**Aufgabenstellung:**
a. Beantworte anhand des Auszugs über Khorchides Buch diese Fragen:
(i) Wohin gehen die Salafisten?
(ii) Wofür steht Gott für Khorchide?
(iii) Wovon sollten Muslime nach Khorchides Folgerung absehen?
b. Stimmen die folgenden Aussagen mit dem Auszug über Khorchides Buch überein? Antworte jeweils mit Ja oder Nein und zitiere die entscheidenden Worte.
(i) Beim täglichen Gebet geht es laut Khorchide darum, eine göttliche Strafe zu vermeiden.
(ii) Religiös sein soll sich nach Khorchide auch im zwischenmenschlichen Umgang zeigen.
(iii) Alle Muslime in Deutschland leben einen vorbildlichen barmherzigen Islam.
c. Setze den Auszug über Khorchides Buch nach seinem letzten Satz fort.

**Textauszug:**
Auf diese Fragen geht Khorchide in seinem Buch ein, und sieht seine Antworten als einen Gegenentwurf zu dem Angebot der Salafisten, die in Flüchtlingsunterkünfte gehen, um die orientierungslosen Menschen dort gezielt für ihre Ideologie zu vereinnahmen. Religiös sein dürfe nicht nur auf den Aufenthalt in der Moschee oder am Gebetsteppich reduziert werden, sondern müsse sich auch im zwischenmenschlichen Umgang und der Kommunikation beweisen, sagt der islamische Theologe.

Für Khorchide steht Gott und damit auch der Islam für Barmherzigkeit. «Alles, was im Sinne der Liebe und Barmherzigkeit ist, ist im Sinne Gottes.» Leider lebten nicht alle Muslime in Deutschland einen vorbildlichen barmherzigen Islam, was unter anderem dafür sorge, dass viele Menschen Angst vor dieser Religion hätten. Dabei sei Barmherzigkeit die oberste Maxime des Islams.

Khorchide geht auch auf die sogenannten «Fünf Säulen» des Islam ein - die praktischen religiösen Pflichten. Beim fünfmaligen täglichen Gebet gehe es um eine Beziehung zu Gott, nicht um eine Pflichterfüllung, um eine eventuelle göttliche Strafe zu vermeiden. Beim Fasten gehe nicht nur um körperliche Enthaltung, sondern auch um das Fasten der Zunge von übler Nachrede. Deshalb sollten Muslime von Verleumdungen und Hasskommentaren im Internet absehen, folgert Khorchide.

**Datenauszug:**
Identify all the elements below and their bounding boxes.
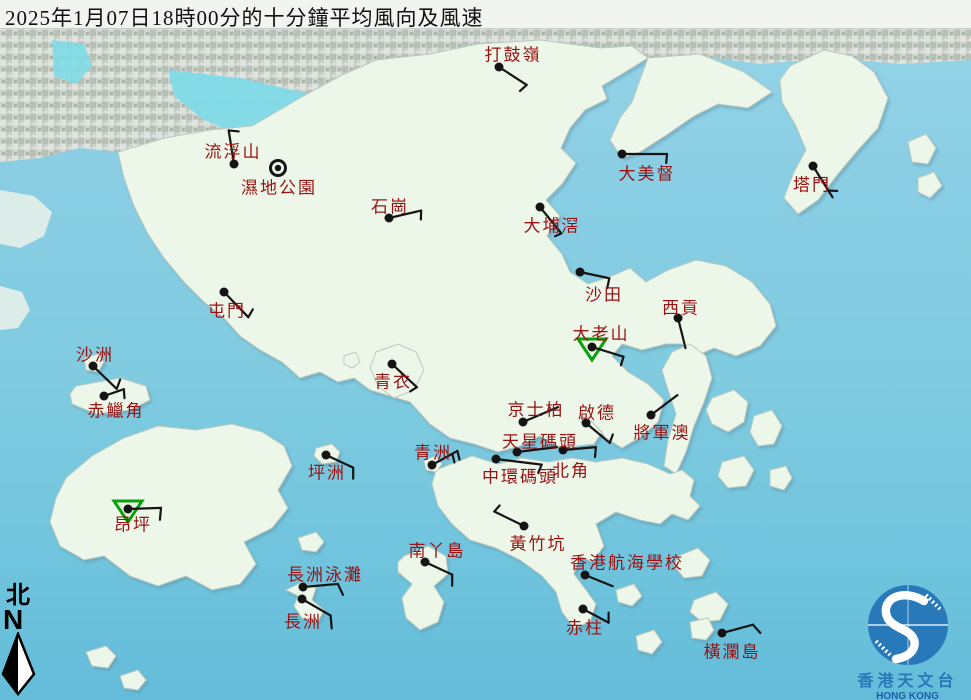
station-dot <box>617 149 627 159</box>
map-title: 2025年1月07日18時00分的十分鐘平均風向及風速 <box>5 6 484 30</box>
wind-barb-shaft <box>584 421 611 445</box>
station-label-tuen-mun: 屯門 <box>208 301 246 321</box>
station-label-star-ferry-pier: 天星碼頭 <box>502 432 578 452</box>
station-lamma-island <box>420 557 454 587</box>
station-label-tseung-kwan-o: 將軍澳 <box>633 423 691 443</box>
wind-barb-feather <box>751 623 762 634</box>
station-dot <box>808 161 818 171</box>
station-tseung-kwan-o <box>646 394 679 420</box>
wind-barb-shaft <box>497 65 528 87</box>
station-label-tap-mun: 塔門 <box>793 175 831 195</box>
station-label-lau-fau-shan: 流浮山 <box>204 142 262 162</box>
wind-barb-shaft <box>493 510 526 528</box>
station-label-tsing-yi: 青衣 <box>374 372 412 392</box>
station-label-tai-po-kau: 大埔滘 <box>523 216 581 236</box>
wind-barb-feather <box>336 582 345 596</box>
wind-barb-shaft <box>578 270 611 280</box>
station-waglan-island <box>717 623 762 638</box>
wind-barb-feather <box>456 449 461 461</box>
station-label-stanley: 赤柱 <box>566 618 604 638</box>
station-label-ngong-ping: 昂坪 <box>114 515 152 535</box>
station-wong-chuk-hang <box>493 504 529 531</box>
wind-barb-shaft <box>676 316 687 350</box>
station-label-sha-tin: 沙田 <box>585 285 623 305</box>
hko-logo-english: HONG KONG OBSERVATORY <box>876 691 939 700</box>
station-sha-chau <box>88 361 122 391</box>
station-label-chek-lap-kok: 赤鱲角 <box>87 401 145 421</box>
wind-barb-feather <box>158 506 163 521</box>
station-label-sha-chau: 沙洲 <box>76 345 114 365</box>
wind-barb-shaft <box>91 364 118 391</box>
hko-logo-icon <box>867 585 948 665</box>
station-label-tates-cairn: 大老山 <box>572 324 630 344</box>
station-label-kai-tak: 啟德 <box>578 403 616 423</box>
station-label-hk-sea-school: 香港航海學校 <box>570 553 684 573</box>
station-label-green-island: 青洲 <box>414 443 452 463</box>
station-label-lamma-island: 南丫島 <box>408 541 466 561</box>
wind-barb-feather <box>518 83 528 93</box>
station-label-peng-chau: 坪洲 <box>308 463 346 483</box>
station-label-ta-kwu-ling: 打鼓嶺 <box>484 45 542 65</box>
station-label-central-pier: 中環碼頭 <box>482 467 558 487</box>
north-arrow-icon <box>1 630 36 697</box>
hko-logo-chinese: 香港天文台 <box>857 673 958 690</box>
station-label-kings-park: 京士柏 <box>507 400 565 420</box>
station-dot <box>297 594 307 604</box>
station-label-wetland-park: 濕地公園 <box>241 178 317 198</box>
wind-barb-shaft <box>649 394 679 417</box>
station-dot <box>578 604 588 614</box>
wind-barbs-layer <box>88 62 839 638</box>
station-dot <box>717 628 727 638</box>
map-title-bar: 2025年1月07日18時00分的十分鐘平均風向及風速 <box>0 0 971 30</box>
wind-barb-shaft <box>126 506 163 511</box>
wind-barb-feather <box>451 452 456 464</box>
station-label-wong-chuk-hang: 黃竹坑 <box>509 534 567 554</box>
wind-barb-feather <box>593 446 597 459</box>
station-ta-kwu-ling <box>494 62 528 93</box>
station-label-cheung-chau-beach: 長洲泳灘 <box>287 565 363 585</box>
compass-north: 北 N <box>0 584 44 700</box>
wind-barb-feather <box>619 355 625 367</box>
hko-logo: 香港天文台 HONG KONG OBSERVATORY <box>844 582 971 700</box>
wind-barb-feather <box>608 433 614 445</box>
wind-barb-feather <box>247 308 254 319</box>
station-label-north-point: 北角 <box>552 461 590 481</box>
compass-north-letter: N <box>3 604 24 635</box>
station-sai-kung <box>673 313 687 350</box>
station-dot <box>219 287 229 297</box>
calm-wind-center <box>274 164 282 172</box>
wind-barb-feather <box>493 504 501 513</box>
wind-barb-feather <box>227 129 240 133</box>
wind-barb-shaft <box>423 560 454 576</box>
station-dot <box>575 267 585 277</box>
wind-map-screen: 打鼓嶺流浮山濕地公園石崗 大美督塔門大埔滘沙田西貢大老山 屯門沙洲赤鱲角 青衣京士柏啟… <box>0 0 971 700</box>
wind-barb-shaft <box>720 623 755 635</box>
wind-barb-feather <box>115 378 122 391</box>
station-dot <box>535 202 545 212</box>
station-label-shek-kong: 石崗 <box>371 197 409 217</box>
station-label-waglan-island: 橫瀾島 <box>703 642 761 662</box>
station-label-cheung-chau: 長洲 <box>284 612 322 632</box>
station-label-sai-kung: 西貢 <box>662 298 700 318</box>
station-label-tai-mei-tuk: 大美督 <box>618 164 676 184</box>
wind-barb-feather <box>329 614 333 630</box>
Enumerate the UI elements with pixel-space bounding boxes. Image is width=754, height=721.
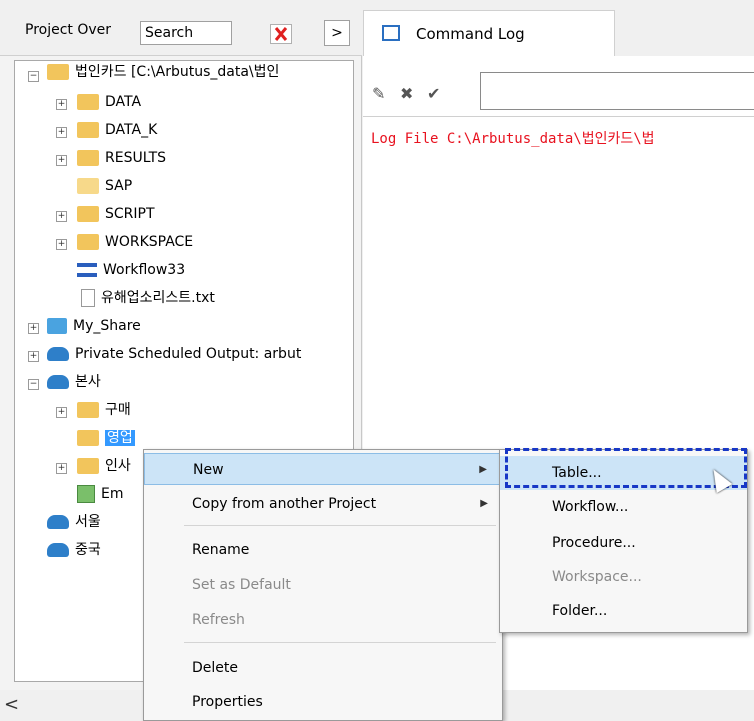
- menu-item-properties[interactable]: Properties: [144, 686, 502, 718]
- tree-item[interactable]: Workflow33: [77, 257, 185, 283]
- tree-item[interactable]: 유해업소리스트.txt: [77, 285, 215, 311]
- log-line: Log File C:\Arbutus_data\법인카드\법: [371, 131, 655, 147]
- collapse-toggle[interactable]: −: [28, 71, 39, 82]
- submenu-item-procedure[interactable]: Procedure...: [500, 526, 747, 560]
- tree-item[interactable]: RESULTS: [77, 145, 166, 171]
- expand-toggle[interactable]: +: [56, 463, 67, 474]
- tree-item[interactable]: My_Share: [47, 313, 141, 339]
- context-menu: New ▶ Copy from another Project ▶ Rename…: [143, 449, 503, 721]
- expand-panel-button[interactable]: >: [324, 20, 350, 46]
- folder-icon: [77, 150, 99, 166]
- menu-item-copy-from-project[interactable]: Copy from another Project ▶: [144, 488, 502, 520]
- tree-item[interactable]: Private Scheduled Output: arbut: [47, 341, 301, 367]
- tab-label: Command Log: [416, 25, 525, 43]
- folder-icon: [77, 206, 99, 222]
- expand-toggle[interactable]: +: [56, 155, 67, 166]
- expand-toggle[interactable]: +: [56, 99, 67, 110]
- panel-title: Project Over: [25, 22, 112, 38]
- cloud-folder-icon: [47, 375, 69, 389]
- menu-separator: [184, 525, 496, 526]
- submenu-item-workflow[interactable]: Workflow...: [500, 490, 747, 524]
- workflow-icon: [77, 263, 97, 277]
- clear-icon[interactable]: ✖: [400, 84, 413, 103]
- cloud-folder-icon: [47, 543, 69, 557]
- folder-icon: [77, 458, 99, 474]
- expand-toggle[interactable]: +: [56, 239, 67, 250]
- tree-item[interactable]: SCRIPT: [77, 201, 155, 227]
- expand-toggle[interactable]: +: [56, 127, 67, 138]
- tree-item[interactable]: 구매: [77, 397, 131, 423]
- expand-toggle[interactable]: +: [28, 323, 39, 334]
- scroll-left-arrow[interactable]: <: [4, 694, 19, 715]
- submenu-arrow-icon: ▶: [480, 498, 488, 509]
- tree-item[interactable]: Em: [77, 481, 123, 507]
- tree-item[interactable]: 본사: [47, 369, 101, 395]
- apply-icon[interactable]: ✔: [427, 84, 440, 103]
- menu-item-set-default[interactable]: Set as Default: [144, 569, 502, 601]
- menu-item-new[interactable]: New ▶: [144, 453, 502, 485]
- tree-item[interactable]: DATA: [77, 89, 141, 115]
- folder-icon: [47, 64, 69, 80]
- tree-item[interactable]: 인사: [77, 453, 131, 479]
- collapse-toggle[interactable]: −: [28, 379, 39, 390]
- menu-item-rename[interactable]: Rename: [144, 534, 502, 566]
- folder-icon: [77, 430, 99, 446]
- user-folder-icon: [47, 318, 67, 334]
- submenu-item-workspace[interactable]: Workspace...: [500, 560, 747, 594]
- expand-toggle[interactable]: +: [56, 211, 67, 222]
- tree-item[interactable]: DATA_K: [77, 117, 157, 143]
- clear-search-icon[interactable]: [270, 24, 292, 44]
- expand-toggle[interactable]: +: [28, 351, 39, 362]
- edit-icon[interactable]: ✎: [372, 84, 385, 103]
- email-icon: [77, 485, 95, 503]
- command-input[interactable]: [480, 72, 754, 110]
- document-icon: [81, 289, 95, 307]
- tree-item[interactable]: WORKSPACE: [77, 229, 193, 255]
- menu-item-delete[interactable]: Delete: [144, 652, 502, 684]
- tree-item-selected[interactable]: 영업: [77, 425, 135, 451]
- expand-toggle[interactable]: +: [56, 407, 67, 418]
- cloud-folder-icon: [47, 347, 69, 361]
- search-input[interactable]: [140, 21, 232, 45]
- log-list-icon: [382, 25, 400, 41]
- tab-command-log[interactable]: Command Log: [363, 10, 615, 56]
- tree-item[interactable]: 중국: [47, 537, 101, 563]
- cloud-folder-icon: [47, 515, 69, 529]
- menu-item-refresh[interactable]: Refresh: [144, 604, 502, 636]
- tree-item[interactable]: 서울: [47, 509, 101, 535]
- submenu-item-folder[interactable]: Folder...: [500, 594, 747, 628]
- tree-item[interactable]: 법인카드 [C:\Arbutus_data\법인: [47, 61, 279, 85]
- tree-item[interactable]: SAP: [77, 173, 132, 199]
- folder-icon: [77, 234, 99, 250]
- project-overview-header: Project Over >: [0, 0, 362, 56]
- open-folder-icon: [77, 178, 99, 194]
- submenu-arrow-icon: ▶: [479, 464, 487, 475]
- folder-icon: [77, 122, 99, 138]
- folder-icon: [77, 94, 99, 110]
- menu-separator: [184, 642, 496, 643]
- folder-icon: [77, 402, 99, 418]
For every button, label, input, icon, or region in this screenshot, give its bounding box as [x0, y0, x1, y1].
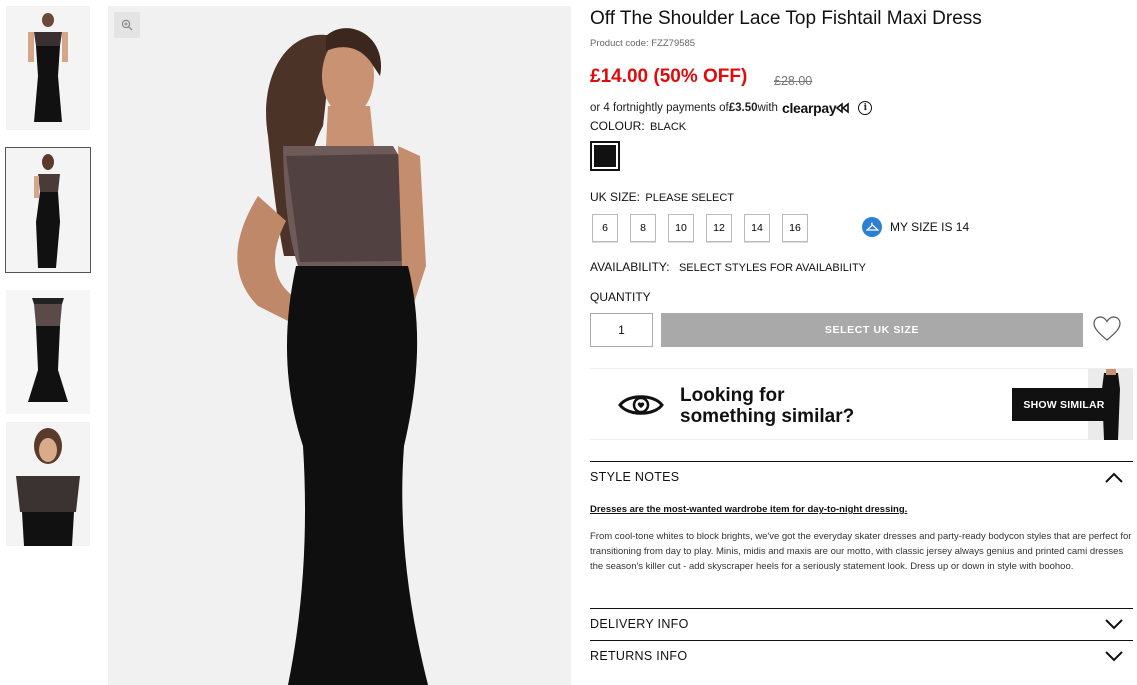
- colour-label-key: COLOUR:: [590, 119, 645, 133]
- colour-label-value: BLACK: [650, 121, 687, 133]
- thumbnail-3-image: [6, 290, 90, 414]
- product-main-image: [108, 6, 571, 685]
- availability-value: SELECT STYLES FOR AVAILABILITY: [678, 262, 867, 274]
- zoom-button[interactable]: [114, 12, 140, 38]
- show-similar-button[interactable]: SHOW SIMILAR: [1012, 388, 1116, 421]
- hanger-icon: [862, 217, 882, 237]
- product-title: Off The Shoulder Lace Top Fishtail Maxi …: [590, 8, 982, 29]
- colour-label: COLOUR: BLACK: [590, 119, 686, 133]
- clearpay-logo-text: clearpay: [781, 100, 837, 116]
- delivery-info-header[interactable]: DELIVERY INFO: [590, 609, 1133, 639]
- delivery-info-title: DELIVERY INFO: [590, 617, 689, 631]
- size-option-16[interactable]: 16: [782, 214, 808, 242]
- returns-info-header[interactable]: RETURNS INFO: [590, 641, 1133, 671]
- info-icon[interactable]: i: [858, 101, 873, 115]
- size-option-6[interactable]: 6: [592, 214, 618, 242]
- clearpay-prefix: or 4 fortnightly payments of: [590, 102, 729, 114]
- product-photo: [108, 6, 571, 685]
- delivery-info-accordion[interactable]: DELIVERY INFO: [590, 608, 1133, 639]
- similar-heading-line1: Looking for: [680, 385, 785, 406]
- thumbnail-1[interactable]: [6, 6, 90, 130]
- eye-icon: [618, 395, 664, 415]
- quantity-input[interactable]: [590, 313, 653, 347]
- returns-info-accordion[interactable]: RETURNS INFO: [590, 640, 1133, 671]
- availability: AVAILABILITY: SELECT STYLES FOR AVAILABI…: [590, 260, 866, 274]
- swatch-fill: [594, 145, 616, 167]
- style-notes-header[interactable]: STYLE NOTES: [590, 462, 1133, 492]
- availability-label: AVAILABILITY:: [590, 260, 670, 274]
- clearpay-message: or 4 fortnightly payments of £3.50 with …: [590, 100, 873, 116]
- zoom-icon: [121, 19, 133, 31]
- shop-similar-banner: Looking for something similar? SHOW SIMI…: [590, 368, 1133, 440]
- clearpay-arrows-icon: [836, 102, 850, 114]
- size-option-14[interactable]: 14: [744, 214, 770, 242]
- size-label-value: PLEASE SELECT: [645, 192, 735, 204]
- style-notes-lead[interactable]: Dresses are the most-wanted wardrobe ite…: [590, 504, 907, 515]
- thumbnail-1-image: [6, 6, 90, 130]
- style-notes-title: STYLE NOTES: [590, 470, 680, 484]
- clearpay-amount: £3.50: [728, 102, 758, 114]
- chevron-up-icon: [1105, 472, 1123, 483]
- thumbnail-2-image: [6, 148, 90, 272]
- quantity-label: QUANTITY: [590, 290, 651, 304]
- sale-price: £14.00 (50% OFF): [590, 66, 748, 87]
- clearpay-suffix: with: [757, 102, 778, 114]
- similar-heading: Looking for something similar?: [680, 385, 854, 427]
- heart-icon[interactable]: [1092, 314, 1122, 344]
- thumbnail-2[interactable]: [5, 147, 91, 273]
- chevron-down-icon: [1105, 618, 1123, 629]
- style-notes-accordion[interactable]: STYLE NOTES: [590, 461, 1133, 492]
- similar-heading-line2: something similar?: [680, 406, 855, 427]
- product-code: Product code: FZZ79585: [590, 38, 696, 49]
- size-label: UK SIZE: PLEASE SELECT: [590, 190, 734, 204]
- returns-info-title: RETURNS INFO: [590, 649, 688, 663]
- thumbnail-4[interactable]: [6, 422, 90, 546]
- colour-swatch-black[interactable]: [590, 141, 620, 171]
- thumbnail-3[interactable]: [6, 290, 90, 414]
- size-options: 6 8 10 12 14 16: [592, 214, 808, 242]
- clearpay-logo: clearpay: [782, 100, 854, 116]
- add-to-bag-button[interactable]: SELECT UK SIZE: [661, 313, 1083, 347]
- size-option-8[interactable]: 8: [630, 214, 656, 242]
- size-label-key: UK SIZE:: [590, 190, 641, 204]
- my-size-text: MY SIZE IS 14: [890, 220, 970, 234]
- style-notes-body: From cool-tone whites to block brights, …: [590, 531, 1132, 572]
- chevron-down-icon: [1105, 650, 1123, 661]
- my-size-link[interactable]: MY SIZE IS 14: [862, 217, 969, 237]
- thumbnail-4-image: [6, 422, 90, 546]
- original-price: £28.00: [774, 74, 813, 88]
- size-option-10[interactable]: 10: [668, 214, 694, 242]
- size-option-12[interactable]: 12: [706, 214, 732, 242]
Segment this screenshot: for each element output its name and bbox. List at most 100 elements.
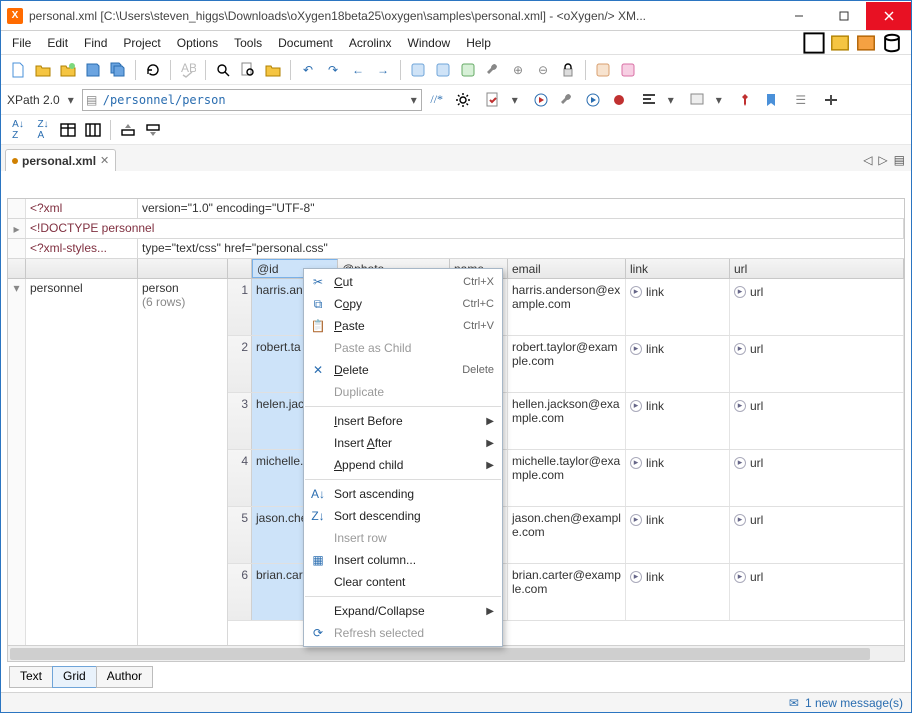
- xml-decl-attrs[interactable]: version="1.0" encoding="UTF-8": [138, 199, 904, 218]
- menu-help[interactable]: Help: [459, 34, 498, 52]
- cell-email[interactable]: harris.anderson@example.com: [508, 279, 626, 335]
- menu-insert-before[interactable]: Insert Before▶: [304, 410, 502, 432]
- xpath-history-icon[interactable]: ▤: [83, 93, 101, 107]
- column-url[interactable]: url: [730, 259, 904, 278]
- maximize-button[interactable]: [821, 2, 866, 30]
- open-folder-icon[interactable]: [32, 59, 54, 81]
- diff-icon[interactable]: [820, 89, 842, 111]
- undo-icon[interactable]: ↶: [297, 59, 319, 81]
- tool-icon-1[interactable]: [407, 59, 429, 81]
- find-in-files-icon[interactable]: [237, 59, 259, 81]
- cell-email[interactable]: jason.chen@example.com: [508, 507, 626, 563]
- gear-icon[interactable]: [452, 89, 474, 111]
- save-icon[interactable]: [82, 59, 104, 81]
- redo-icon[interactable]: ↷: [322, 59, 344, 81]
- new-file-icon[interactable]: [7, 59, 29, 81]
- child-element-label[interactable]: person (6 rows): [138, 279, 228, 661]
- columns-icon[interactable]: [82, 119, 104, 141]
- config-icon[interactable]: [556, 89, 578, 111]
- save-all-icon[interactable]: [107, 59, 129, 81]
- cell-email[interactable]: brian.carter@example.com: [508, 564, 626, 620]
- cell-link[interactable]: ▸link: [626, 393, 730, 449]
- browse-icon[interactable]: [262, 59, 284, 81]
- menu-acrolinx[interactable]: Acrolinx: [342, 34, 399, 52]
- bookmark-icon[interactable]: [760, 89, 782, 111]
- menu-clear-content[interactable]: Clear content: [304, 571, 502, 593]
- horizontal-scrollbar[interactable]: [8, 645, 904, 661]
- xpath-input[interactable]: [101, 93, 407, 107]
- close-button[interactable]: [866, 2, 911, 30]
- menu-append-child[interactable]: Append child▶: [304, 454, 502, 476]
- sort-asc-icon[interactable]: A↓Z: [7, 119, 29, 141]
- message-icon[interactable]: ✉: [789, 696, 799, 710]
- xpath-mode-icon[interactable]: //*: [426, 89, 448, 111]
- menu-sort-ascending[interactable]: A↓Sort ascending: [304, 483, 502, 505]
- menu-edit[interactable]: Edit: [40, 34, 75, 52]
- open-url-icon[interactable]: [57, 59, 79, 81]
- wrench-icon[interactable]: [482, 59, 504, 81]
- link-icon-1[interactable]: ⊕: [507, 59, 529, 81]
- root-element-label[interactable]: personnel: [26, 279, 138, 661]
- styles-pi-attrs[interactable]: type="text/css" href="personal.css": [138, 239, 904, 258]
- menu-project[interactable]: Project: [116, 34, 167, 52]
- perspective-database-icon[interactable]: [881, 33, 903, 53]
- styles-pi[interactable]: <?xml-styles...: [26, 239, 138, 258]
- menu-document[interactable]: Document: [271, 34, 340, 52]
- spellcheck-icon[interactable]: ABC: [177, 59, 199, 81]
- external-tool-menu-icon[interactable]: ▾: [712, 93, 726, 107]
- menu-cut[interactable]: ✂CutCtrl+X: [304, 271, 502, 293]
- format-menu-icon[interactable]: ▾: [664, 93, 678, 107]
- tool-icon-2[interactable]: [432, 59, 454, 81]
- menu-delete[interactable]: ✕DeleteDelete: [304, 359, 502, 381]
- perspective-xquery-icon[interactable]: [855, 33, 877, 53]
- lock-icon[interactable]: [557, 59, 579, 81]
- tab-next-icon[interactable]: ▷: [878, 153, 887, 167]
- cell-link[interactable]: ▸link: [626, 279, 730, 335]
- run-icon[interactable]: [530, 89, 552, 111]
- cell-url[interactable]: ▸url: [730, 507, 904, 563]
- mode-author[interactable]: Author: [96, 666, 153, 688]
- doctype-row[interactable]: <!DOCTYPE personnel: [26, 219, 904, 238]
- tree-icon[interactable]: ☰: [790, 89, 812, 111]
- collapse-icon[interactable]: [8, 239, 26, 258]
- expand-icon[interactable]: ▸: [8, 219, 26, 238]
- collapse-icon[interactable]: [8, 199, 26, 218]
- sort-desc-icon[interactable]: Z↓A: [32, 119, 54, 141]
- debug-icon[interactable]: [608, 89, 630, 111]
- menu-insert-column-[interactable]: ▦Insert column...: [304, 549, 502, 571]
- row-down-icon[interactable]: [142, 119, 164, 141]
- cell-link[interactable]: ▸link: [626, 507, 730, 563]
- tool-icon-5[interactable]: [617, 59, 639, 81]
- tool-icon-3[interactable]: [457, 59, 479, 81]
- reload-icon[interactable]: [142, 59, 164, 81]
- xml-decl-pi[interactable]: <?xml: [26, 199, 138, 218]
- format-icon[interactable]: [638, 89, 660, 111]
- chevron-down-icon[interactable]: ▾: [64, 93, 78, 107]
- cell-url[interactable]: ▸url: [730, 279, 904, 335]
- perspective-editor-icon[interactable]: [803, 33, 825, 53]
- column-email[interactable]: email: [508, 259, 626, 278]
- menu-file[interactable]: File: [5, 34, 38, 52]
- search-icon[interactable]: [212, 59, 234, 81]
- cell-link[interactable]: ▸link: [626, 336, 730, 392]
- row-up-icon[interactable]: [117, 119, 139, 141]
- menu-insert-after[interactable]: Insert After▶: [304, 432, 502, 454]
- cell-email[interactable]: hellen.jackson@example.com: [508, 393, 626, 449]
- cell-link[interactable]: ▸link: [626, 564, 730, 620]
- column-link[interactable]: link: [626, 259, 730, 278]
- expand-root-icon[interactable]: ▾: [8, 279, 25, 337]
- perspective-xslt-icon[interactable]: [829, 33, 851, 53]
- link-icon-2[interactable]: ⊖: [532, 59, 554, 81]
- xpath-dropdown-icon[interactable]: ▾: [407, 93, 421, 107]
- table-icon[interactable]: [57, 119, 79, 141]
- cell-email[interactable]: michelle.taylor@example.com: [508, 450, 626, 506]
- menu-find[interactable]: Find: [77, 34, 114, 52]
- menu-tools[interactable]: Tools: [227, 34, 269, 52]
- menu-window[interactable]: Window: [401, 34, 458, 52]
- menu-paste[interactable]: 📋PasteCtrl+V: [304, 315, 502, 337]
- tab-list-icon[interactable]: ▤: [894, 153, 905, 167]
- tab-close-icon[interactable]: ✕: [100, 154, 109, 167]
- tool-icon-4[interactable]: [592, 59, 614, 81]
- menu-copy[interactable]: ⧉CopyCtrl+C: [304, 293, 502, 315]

**Lösungen je Aufgabe:**
a.
(i) In Flüchtlingsunterkünfte.
(ii) Für Barmherzigkeit.
(iii) Von Verleumdungen und Hasskommentaren im Internet.

b.
(i) Nein: „Beim fünfmaligen täglichen Gebet gehe es um eine Beziehung zu Gott, nicht um eine Pflichterfüllung, um eine eventuelle göttliche Strafe zu vermeiden.“
(ii) Ja: „sondern müsse sich auch im zwischenmenschlichen Umgang und der Kommunikation beweisen“
(iii) Nein: „Leider lebten nicht alle Muslime in Deutschland einen vorbildlichen barmherzigen Islam“

c.
Der Theologe sieht es kritisch, wenn Männer und Frauen sich aus Angst vor sexuellen Gefühlen nicht die Hand geben. In Syrien sei es eine verbreitete Tradition, dass sich Männer und Frauen ohne Handschlag grüßen. «Ich habe ein Problem damit, wenn dies mit sexuellen Argumenten begründet wird, denn dadurch wird die Frau auf ein Sexualobjekt und der Mann auf ein sexuelles Tier reduziert», sagt er. Beide Geschlechter müssten lernen, respektvoll miteinander umzugehen, ohne in dem jeweiligen Gegenüber ein Sexualobjekt zu sehen.

Khorchide geht in seinem Buch auch darauf ein, wie Muslime im Alltag die deutsche Gesellschaft bereichern können und legitimiert dabei sogar die Kehrwoche als islamisch: «Der Prophet Mohammad betonte, dass es zum Glauben gehört, Schmutz und Schädliches von der Straße zu entfernen.» Muslime sollten dadurch auffallen, dass dort, wo Sauberkeit, Großzügigkeit, Gastfreundschaft, Hilfsbereitschaft und Empathie anzutreffen sind, sofort vermutet wird, dass dort auch ein Muslim anzutreffen ist, sagt Khorchide. (epd)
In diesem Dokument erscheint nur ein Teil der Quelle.